* _Written exercise_
Reproduce each record exactly.

* _Source data_
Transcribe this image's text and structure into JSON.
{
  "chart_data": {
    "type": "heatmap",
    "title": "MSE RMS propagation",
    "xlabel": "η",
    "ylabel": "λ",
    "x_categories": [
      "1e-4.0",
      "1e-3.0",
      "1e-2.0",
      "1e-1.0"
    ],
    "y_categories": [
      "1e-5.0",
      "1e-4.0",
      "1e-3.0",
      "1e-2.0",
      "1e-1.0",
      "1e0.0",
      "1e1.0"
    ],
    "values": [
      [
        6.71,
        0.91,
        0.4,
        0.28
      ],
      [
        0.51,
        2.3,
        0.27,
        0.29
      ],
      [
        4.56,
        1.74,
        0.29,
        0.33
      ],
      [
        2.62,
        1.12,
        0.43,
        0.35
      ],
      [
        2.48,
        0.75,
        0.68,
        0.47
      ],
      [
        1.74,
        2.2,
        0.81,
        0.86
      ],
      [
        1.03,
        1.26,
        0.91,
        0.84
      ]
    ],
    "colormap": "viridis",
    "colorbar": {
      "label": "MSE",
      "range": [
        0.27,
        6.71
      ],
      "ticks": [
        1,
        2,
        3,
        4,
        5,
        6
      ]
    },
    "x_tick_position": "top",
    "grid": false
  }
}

* _Answer to this exercise_
Transcribe this image's text and structure into JSON.
{
  "chart_data": {
    "type": "heatmap",
    "title": "MSE RMS propagation",
    "xlabel": "η",
    "ylabel": "λ",
    "x_categories": [
      "1e-4.0",
      "1e-3.0",
      "1e-2.0",
      "1e-1.0"
    ],
    "y_categories": [
      "1e-5.0",
      "1e-4.0",
      "1e-3.0",
      "1e-2.0",
      "1e-1.0",
      "1e0.0",
      "1e1.0"
    ],
    "values": [
      [
        6.71,
        0.91,
        0.4,
        0.28
      ],
      [
        0.51,
        2.3,
        0.27,
        0.29
      ],
      [
        4.56,
        1.74,
        0.29,
        0.33
      ],
      [
        2.62,
        1.12,
        0.43,
        0.35
      ],
      [
        2.48,
        0.75,
        0.68,
        0.47
      ],
      [
        1.74,
        2.2,
        0.81,
        0.86
      ],
      [
        1.03,
        1.26,
        0.91,
        0.84
      ]
    ],
    "colormap": "viridis",
    "colorbar": {
      "label": "MSE",
      "range": [
        0.27,
        6.71
      ],
      "ticks": [
        1,
        2,
        3,
        4,
        5,
        6
      ]
    },
    "x_tick_position": "top",
    "grid": false
  }
}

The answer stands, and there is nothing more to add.